THE EXERCISE ->
Reproduce word for word the lines of the records below, starting at the line that contains "- segment-name-label: Previous: [503, 438, 557, 454]" and stopping after the line that contains "- y-tick-label: 60: [10, 316, 24, 331]".

========================================================================

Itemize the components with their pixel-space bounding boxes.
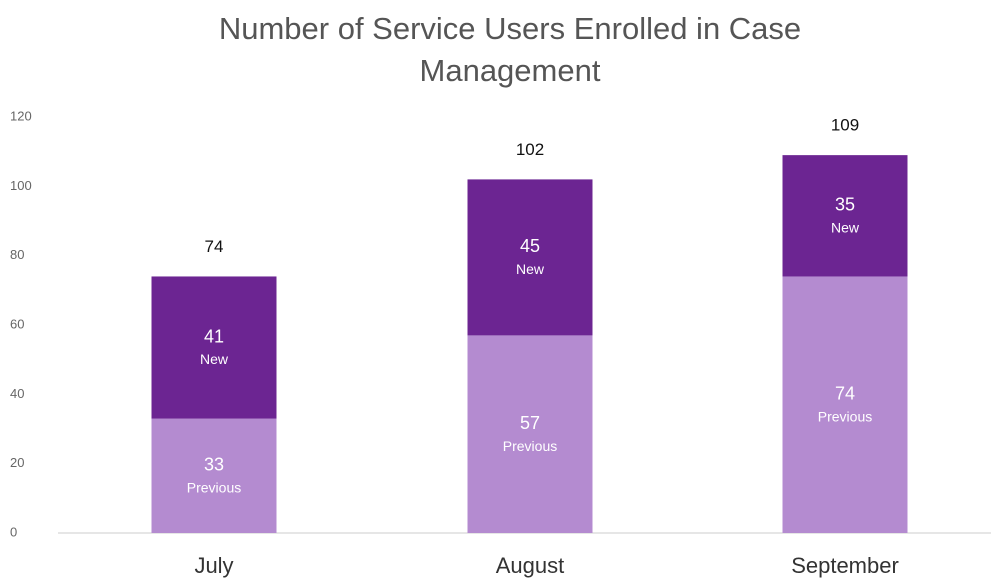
- segment-name-label: Previous: [503, 438, 557, 454]
- y-tick-label: 20: [10, 455, 24, 470]
- segment-value-label: 41: [204, 326, 224, 346]
- x-tick-label: August: [496, 553, 565, 578]
- total-label: 102: [516, 140, 544, 159]
- bar-segment: [467, 335, 593, 533]
- segment-value-label: 74: [835, 383, 855, 403]
- bar-segment: [782, 276, 908, 533]
- y-tick-label: 100: [10, 178, 32, 193]
- y-tick-label: 60: [10, 316, 24, 331]
- bar-segment: [467, 179, 593, 336]
- chart-title: Number of Service Users Enrolled in Case…: [218, 11, 802, 88]
- segment-name-label: New: [200, 351, 229, 367]
- segment-value-label: 33: [204, 455, 224, 475]
- y-tick-label: 40: [10, 386, 24, 401]
- y-tick-label: 80: [10, 247, 24, 262]
- segment-value-label: 57: [520, 413, 540, 433]
- segment-name-label: Previous: [187, 480, 241, 496]
- bar-segment: [151, 418, 277, 533]
- segment-name-label: New: [516, 261, 545, 277]
- segment-name-label: Previous: [818, 408, 872, 424]
- bar-segment: [151, 276, 277, 419]
- total-label: 109: [831, 116, 859, 135]
- total-label: 74: [205, 237, 224, 256]
- segment-name-label: New: [831, 220, 860, 236]
- y-tick-label: 120: [10, 108, 32, 123]
- segment-value-label: 45: [520, 236, 540, 256]
- y-tick-label: 0: [10, 524, 17, 539]
- bar-segment: [782, 155, 908, 277]
- x-tick-label: September: [791, 553, 899, 578]
- segment-value-label: 35: [835, 195, 855, 215]
- x-tick-label: July: [194, 553, 233, 578]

========================================================================

TASK RESPONSE ->
- segment-name-label: Previous: [503, 438, 557, 454]
- y-tick-label: 20: [10, 455, 24, 470]
- segment-value-label: 41: [204, 326, 224, 346]
- x-tick-label: August: [496, 553, 565, 578]
- total-label: 102: [516, 140, 544, 159]
- bar-segment: [467, 335, 593, 533]
- segment-value-label: 74: [835, 383, 855, 403]
- bar-segment: [782, 276, 908, 533]
- y-tick-label: 100: [10, 178, 32, 193]
- y-tick-label: 60: [10, 316, 24, 331]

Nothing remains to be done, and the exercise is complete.